## PROBLEM TO WORK ON:
Return every line below in which "التوبة" appears.

:: SOURCE MATERIAL

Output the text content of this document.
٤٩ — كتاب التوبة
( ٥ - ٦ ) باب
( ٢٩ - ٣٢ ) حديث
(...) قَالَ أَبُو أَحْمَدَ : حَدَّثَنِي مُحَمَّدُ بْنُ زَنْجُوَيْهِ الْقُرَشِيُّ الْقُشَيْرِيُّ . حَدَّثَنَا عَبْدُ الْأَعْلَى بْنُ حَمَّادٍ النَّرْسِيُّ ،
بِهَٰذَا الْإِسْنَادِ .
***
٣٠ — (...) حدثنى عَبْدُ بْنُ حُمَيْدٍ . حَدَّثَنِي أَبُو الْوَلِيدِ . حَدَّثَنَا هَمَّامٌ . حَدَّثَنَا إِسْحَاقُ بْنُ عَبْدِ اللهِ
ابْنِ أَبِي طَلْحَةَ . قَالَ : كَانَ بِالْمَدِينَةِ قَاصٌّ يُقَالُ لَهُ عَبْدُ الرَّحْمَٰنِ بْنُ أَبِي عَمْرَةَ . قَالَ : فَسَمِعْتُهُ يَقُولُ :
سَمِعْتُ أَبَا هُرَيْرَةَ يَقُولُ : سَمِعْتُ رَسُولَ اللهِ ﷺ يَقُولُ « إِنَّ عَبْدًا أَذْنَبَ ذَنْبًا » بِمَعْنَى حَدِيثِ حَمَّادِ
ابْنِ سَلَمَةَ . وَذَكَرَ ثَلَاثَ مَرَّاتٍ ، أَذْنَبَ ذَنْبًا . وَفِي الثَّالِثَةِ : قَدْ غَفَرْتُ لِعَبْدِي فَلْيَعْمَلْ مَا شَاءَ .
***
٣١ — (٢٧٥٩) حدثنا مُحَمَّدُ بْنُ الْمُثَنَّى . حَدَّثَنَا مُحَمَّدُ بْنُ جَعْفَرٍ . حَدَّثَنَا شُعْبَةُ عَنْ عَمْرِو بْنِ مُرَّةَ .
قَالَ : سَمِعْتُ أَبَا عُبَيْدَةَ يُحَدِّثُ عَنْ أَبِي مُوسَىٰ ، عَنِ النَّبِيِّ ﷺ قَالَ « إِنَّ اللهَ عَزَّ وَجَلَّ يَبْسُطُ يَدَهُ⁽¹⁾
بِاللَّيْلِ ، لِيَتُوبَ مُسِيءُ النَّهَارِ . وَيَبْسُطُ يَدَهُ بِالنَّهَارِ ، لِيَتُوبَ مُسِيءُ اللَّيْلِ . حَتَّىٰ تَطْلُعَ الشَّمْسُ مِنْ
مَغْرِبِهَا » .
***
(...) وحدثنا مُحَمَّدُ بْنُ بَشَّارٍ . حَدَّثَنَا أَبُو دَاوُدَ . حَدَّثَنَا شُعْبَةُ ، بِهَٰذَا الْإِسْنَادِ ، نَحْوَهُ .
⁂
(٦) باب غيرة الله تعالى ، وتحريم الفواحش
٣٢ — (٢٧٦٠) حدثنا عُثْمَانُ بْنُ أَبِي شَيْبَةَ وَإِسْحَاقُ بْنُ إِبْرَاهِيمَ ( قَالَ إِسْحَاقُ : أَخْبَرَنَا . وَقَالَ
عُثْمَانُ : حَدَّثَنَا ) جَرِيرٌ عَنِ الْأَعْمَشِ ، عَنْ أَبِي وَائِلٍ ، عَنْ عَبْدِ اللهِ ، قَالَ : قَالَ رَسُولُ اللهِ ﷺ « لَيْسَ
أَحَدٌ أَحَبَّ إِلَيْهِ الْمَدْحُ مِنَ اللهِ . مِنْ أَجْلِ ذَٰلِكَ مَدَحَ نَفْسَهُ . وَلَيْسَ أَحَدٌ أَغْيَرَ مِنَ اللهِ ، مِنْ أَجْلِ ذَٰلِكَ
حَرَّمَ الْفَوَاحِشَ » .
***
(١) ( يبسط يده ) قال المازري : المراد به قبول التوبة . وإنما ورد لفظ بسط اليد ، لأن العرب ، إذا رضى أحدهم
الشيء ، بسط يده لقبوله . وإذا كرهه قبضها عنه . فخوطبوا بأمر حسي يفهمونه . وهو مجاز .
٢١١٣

::::

## SOLUTION FOR THIS TASK:
٤٩ — كتاب التوبة
(١) ( يبسط يده ) قال المازري : المراد به قبول التوبة . وإنما ورد لفظ بسط اليد ، لأن العرب ، إذا رضى أحدهم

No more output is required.